::: Records for this task

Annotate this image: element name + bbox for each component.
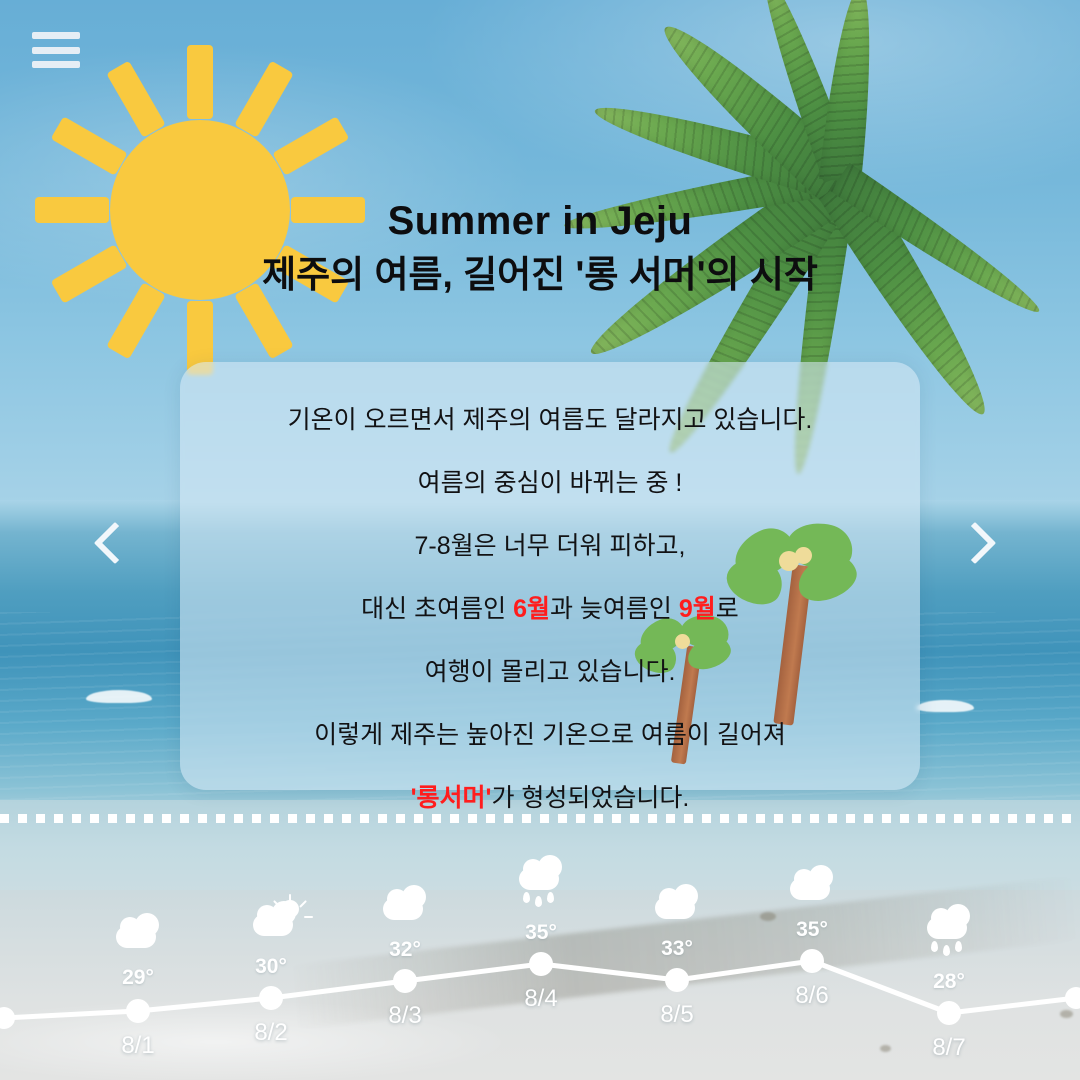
text-run: 과 늦여름인 [550,595,679,623]
chart-data-point[interactable] [393,969,417,993]
sun-ray [234,61,294,138]
rain-icon [515,860,567,902]
hamburger-bar [32,61,80,68]
rain-icon [923,909,975,951]
background-boat [916,700,974,712]
highlighted-term: 9월 [679,595,716,623]
chart-date-label: 8/4 [524,985,557,1013]
sun-ray [304,916,313,918]
sun-ray [289,894,291,903]
chevron-right-icon [954,522,996,564]
cloud-icon [112,918,164,960]
card-text-block: 기온이 오르면서 제주의 여름도 달라지고 있습니다.여름의 중심이 바뀌는 중… [180,392,920,833]
cloud-shape [655,897,695,919]
cloud-shape [790,878,830,900]
chevron-left-icon [94,522,136,564]
cloud-shape [383,898,423,920]
partly-sunny-icon [249,906,301,948]
chart-temp-label: 35° [525,921,557,945]
chart-temp-label: 28° [933,970,965,994]
carousel-next-button[interactable] [952,515,1004,567]
card-text-line: 대신 초여름인 6월과 늦여름인 9월로 [180,581,920,637]
text-run: 이렇게 제주는 높아진 기온으로 여름이 길어져 [314,721,786,749]
page-title: Summer in Jeju 제주의 여름, 길어진 '롱 서머'의 시작 [0,196,1080,300]
cloud-icon [651,889,703,931]
sun-ray [272,116,349,176]
text-run: 여행이 몰리고 있습니다. [425,658,676,686]
cloud-shape [116,926,156,948]
cloud-icon [379,890,431,932]
hamburger-bar [32,32,80,39]
chart-data-point[interactable] [529,952,553,976]
chart-data-point[interactable] [126,999,150,1023]
card-text-line: 여행이 몰리고 있습니다. [180,644,920,700]
text-run: 로 [716,595,739,623]
description-card: 기온이 오르면서 제주의 여름도 달라지고 있습니다.여름의 중심이 바뀌는 중… [180,362,920,790]
chart-edge-point [1065,987,1080,1009]
title-korean: 제주의 여름, 길어진 '롱 서머'의 시작 [0,250,1080,300]
chart-edge-point [0,1007,15,1029]
chart-temp-label: 30° [255,955,287,979]
sun-ray [267,916,276,918]
rain-drop [523,892,530,903]
chart-temp-label: 32° [389,938,421,962]
background-boat [86,690,152,703]
card-text-line: 7-8월은 너무 더워 피하고, [180,518,920,574]
chart-temp-label: 29° [122,966,154,990]
dashed-divider [0,814,1080,823]
hamburger-bar [32,47,80,54]
carousel-prev-button[interactable] [84,515,136,567]
card-text-line: 기온이 오르면서 제주의 여름도 달라지고 있습니다. [180,392,920,448]
hamburger-menu-icon[interactable] [32,32,80,68]
sun-ray [51,116,128,176]
text-run: 여름의 중심이 바뀌는 중 ! [418,469,683,497]
text-run: 7-8월은 너무 더워 피하고, [415,532,686,560]
chart-date-label: 8/6 [795,982,828,1010]
chart-data-point[interactable] [259,986,283,1010]
text-run: 가 형성되었습니다. [491,784,689,812]
text-run: 기온이 오르면서 제주의 여름도 달라지고 있습니다. [288,406,813,434]
chart-date-label: 8/3 [388,1002,421,1030]
rain-drop [547,892,554,903]
highlighted-term: 6월 [513,595,550,623]
chart-date-label: 8/1 [121,1032,154,1060]
sun-ray [187,45,213,119]
cloud-shape [519,868,559,890]
chart-date-label: 8/7 [932,1034,965,1062]
chart-temp-label: 35° [796,918,828,942]
card-text-line: 여름의 중심이 바뀌는 중 ! [180,455,920,511]
chart-data-point[interactable] [937,1001,961,1025]
chart-date-label: 8/5 [660,1001,693,1029]
rain-drop [535,896,542,907]
chart-data-point[interactable] [800,949,824,973]
card-text-line: 이렇게 제주는 높아진 기온으로 여름이 길어져 [180,707,920,763]
weather-line-chart: 29°30°32°35°33°35°28°8/18/28/38/48/58/68… [0,830,1080,1080]
rain-drop [943,945,950,956]
cloud-shape [927,917,967,939]
title-english: Summer in Jeju [0,196,1080,246]
text-run: 대신 초여름인 [361,595,513,623]
rain-drop [931,941,938,952]
chart-data-point[interactable] [665,968,689,992]
highlighted-term: '롱서머' [411,784,492,812]
chart-temp-label: 33° [661,937,693,961]
sun-ray [106,61,166,138]
cloud-icon [786,870,838,912]
slide-canvas: Summer in Jeju 제주의 여름, 길어진 '롱 서머'의 시작 기온… [0,0,1080,1080]
chart-date-label: 8/2 [254,1019,287,1047]
rain-drop [955,941,962,952]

::::::

Stated task => Reproduce the listing lines from the line containing "text-run: 과 늦여름인 [550,595,679,623]" up to and including the line containing "chart-temp-label: 35° [525,921,557,945]".

Full output =>
text-run: 과 늦여름인 [550,595,679,623]
chart-data-point[interactable] [393,969,417,993]
sun-ray [234,61,294,138]
rain-icon [515,860,567,902]
hamburger-bar [32,61,80,68]
rain-icon [923,909,975,951]
background-boat [916,700,974,712]
highlighted-term: 9월 [679,595,716,623]
chart-date-label: 8/4 [524,985,557,1013]
sun-ray [304,916,313,918]
sun-ray [289,894,291,903]
chevron-right-icon [954,522,996,564]
cloud-icon [112,918,164,960]
card-text-block: 기온이 오르면서 제주의 여름도 달라지고 있습니다.여름의 중심이 바뀌는 중… [180,392,920,833]
cloud-shape [655,897,695,919]
cloud-shape [790,878,830,900]
chevron-left-icon [94,522,136,564]
cloud-shape [383,898,423,920]
partly-sunny-icon [249,906,301,948]
chart-temp-label: 35° [525,921,557,945]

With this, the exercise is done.